(Records provided)

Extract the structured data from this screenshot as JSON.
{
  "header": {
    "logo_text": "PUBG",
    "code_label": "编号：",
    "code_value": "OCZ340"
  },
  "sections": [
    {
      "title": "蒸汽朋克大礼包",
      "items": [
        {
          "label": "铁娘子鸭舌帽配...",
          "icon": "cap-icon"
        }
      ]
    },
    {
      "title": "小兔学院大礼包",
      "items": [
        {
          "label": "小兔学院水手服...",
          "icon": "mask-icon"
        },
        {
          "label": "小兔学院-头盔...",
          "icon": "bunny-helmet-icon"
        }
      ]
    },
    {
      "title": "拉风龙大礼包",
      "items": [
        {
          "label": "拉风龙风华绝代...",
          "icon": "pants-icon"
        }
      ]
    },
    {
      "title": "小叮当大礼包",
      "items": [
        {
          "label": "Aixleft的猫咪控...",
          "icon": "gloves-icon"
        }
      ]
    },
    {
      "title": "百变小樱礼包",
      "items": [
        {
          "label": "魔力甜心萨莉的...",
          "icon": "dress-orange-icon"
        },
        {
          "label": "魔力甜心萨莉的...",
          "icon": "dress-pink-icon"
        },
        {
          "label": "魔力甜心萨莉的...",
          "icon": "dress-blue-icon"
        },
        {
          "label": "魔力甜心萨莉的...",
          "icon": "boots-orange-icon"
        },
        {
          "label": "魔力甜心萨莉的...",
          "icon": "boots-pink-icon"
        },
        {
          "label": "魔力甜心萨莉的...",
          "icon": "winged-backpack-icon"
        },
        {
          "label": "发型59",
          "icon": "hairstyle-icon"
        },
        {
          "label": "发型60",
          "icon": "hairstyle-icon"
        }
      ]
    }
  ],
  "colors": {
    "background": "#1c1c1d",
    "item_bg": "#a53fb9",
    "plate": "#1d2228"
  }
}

(Aim) Gather every line from the listing above in which "orange" appears, and copy those lines.

(Solution to the exercise)
          "icon": "dress-orange-icon"
          "icon": "boots-orange-icon"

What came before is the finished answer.